> **PROMPT**:
Below are some records: retype them all exactly, but not the pictures.

> **LISTED RECORDS**:
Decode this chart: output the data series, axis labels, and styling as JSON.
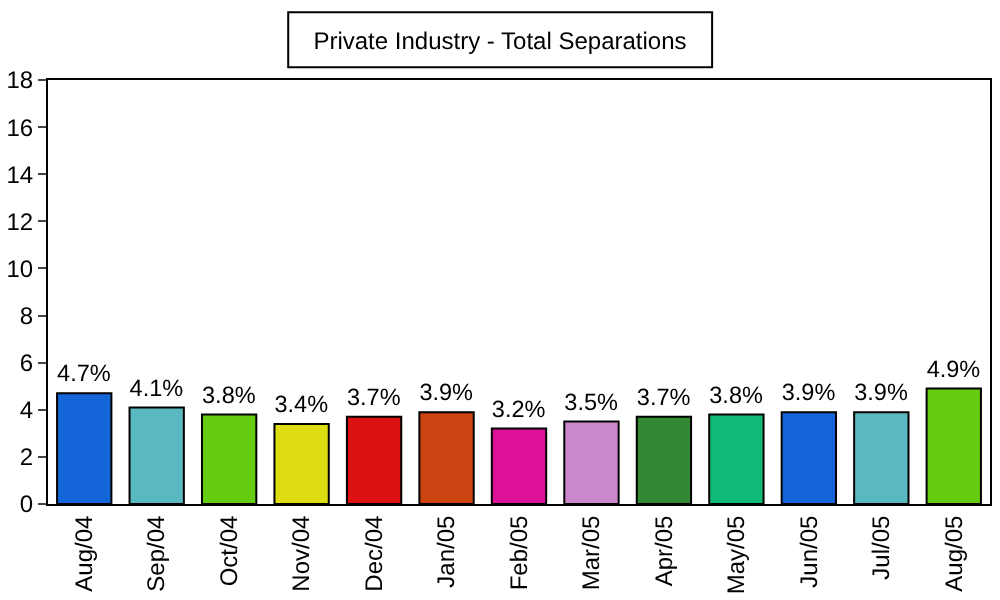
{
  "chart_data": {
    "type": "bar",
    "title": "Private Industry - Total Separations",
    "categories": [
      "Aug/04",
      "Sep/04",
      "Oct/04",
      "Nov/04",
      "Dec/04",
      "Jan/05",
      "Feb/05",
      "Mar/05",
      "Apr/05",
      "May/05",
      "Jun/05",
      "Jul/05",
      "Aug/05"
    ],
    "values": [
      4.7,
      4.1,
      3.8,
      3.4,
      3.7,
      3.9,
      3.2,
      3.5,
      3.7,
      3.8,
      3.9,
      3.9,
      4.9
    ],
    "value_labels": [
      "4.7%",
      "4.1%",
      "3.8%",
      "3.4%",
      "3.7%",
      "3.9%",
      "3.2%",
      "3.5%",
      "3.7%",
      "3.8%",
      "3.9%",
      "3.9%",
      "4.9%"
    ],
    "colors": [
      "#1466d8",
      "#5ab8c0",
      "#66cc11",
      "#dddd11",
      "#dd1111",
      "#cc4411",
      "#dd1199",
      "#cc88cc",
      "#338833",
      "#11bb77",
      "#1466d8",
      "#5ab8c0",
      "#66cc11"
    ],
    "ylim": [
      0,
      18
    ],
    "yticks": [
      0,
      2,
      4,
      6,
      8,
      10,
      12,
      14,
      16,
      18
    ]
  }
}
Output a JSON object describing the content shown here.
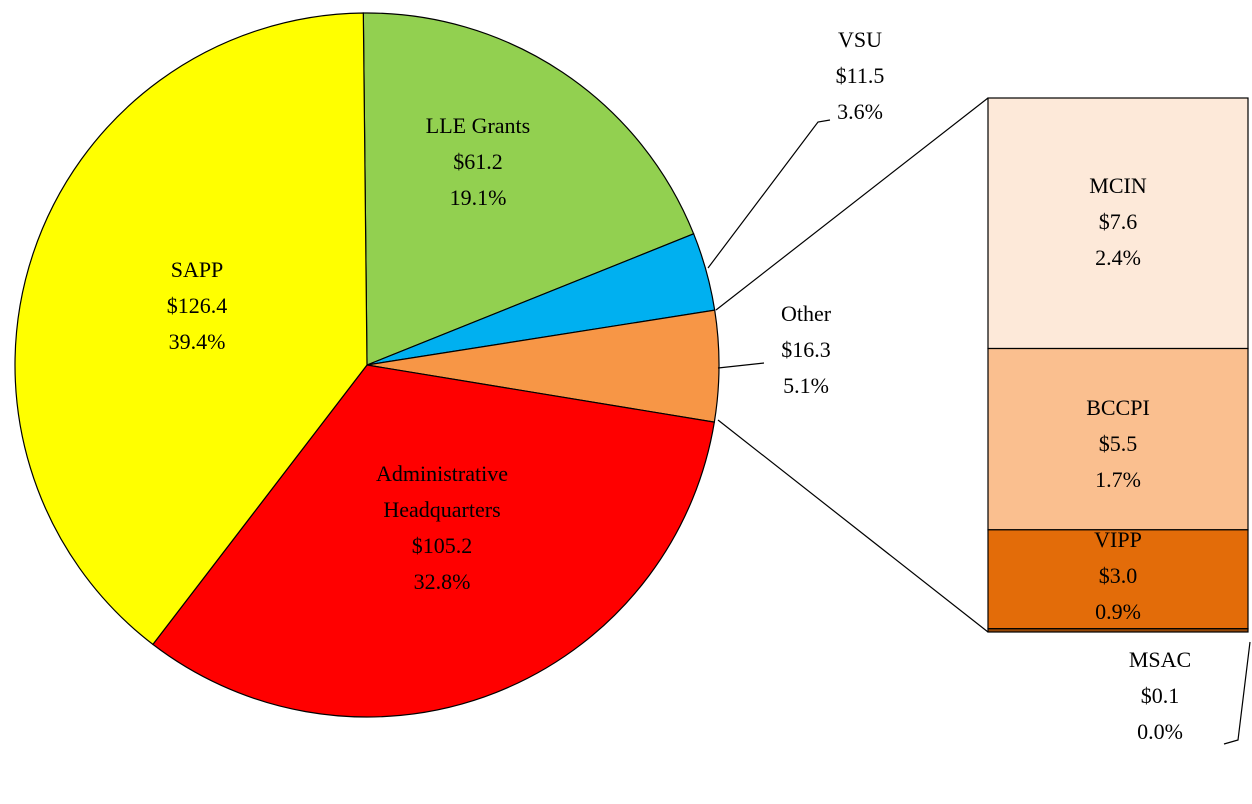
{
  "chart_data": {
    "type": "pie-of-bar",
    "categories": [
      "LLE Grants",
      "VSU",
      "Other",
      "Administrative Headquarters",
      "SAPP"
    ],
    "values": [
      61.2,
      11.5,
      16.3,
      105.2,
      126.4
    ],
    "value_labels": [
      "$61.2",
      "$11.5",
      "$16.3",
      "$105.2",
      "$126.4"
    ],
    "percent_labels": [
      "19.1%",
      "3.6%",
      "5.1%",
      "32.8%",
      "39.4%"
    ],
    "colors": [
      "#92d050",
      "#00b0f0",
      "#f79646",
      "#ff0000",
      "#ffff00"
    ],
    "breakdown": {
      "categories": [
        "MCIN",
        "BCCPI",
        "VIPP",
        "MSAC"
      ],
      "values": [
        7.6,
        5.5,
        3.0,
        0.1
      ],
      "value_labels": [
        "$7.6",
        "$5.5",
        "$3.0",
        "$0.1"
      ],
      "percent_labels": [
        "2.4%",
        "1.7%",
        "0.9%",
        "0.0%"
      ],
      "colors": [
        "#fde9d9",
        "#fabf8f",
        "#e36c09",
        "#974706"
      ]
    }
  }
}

> **CORRECT OUTPUT**:
Decode this chart: output the data series, axis labels, and styling as JSON.
{
  "chart_data": {
    "type": "bar",
    "title": "Private Industry - Total Separations",
    "categories": [
      "Aug/04",
      "Sep/04",
      "Oct/04",
      "Nov/04",
      "Dec/04",
      "Jan/05",
      "Feb/05",
      "Mar/05",
      "Apr/05",
      "May/05",
      "Jun/05",
      "Jul/05",
      "Aug/05"
    ],
    "values": [
      4.7,
      4.1,
      3.8,
      3.4,
      3.7,
      3.9,
      3.2,
      3.5,
      3.7,
      3.8,
      3.9,
      3.9,
      4.9
    ],
    "value_labels": [
      "4.7%",
      "4.1%",
      "3.8%",
      "3.4%",
      "3.7%",
      "3.9%",
      "3.2%",
      "3.5%",
      "3.7%",
      "3.8%",
      "3.9%",
      "3.9%",
      "4.9%"
    ],
    "colors": [
      "#1466d8",
      "#5ab8c0",
      "#66cc11",
      "#dddd11",
      "#dd1111",
      "#cc4411",
      "#dd1199",
      "#cc88cc",
      "#338833",
      "#11bb77",
      "#1466d8",
      "#5ab8c0",
      "#66cc11"
    ],
    "ylim": [
      0,
      18
    ],
    "yticks": [
      0,
      2,
      4,
      6,
      8,
      10,
      12,
      14,
      16,
      18
    ]
  }
}
Output a JSON object describing the content shown here.
{
  "chart_data": {
    "type": "pie-of-bar",
    "categories": [
      "LLE Grants",
      "VSU",
      "Other",
      "Administrative Headquarters",
      "SAPP"
    ],
    "values": [
      61.2,
      11.5,
      16.3,
      105.2,
      126.4
    ],
    "value_labels": [
      "$61.2",
      "$11.5",
      "$16.3",
      "$105.2",
      "$126.4"
    ],
    "percent_labels": [
      "19.1%",
      "3.6%",
      "5.1%",
      "32.8%",
      "39.4%"
    ],
    "colors": [
      "#92d050",
      "#00b0f0",
      "#f79646",
      "#ff0000",
      "#ffff00"
    ],
    "breakdown": {
      "categories": [
        "MCIN",
        "BCCPI",
        "VIPP",
        "MSAC"
      ],
      "values": [
        7.6,
        5.5,
        3.0,
        0.1
      ],
      "value_labels": [
        "$7.6",
        "$5.5",
        "$3.0",
        "$0.1"
      ],
      "percent_labels": [
        "2.4%",
        "1.7%",
        "0.9%",
        "0.0%"
      ],
      "colors": [
        "#fde9d9",
        "#fabf8f",
        "#e36c09",
        "#974706"
      ]
    }
  }
}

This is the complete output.